The request
Search the records for "JSON" and copy each line that holds it.

Figure collection entries:
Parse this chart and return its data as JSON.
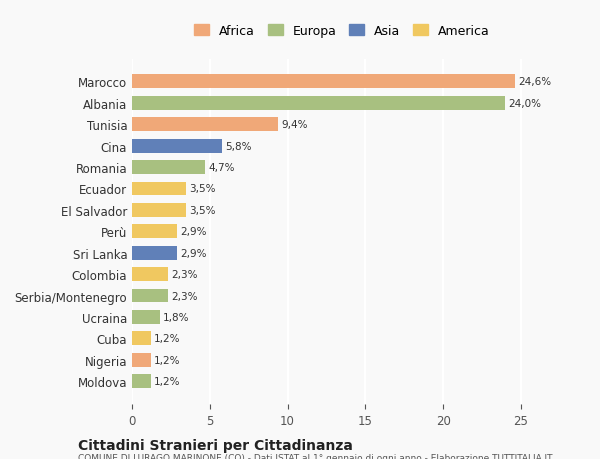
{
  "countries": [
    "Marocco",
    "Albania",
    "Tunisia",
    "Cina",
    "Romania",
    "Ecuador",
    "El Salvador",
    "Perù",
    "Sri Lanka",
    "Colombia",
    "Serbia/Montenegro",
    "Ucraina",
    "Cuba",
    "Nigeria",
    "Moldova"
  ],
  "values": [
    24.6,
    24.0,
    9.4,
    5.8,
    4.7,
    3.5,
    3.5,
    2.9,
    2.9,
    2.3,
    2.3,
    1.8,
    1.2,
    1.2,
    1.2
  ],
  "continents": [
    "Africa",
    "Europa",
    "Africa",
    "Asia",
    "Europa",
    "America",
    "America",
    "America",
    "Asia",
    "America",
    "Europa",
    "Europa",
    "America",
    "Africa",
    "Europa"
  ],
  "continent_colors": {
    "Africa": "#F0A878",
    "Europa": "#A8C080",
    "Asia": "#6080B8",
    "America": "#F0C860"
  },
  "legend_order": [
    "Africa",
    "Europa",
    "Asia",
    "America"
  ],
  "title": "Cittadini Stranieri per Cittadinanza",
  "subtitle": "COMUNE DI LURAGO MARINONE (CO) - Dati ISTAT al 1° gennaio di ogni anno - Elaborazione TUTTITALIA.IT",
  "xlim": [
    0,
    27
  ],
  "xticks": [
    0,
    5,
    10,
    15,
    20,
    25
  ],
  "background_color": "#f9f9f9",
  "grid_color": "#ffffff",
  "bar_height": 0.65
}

...

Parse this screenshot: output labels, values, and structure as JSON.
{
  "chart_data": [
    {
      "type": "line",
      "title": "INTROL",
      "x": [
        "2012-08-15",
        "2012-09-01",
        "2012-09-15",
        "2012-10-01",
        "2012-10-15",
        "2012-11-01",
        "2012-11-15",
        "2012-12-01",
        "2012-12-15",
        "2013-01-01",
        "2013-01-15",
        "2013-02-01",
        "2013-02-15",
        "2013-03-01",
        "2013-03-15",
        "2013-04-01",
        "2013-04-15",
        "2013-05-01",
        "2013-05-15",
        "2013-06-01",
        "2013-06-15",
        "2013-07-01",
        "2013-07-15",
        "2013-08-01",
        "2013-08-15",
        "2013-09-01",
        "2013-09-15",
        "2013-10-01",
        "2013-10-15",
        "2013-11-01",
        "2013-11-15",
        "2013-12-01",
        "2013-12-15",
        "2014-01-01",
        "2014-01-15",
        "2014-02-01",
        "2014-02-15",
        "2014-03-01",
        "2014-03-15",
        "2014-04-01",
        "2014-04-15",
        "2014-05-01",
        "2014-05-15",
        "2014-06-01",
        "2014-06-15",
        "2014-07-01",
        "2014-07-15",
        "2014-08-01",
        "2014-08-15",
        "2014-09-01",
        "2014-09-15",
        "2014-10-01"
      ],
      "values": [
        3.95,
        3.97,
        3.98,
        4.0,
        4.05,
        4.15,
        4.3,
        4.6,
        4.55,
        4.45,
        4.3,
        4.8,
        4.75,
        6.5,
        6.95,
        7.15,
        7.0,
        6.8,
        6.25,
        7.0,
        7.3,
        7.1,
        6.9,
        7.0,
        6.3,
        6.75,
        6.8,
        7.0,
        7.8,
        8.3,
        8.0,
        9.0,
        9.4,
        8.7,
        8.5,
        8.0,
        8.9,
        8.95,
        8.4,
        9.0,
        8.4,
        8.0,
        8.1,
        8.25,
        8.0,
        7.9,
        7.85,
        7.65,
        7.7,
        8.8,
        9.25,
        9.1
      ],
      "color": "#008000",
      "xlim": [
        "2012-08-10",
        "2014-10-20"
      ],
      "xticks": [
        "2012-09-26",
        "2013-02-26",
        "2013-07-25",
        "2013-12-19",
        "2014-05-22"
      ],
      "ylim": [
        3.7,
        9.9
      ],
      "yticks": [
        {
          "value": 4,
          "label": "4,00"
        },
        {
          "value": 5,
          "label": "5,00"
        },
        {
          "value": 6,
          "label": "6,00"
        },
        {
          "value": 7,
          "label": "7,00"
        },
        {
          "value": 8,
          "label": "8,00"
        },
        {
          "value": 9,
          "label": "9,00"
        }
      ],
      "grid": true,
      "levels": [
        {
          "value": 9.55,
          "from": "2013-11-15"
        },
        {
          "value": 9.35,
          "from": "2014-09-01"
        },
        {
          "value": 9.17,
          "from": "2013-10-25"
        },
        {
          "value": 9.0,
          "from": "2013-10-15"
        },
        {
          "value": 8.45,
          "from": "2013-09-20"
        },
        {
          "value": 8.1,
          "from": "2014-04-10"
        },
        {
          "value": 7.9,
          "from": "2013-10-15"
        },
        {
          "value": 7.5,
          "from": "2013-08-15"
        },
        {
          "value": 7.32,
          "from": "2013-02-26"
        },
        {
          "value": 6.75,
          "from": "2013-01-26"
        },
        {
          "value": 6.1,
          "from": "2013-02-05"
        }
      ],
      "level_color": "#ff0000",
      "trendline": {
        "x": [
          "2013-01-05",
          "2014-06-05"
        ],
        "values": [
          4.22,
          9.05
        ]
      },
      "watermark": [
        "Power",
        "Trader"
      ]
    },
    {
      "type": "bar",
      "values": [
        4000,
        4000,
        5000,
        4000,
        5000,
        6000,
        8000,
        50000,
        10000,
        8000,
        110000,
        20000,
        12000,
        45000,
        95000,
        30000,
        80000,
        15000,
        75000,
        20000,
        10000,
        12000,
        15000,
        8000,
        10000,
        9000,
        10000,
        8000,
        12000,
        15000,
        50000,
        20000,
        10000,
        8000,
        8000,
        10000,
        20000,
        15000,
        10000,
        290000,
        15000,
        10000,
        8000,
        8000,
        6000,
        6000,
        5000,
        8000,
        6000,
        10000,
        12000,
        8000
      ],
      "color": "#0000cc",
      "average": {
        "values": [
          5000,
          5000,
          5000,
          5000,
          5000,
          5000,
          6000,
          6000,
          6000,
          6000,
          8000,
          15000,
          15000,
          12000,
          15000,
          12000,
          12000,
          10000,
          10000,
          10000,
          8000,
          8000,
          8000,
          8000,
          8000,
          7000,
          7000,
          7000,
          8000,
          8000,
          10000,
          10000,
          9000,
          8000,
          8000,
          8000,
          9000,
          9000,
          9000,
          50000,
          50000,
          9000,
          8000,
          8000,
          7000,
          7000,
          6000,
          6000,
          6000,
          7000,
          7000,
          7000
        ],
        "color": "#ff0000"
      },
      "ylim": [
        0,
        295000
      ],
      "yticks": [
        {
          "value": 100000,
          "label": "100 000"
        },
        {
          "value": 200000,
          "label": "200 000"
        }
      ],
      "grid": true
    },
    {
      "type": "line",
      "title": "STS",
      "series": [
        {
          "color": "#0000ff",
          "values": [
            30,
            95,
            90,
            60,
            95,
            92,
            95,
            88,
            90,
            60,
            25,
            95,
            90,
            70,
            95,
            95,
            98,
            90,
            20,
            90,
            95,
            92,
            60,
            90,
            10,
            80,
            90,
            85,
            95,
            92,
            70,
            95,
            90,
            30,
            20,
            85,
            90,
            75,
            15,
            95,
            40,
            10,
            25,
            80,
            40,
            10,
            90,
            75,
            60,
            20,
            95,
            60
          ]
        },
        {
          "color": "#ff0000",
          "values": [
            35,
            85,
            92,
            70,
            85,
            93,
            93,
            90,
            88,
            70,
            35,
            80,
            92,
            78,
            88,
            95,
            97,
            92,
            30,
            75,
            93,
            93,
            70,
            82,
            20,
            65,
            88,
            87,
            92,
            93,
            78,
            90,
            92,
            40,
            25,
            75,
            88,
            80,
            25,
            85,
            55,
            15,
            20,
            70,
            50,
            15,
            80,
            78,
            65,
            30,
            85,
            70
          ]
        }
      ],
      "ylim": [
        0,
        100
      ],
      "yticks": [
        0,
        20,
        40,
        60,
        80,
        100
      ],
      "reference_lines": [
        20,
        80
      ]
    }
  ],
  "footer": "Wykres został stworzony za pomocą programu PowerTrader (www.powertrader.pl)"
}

Output
Parse this chart and return its data as JSON.
Parse this screenshot: output labels, values, and structure as JSON.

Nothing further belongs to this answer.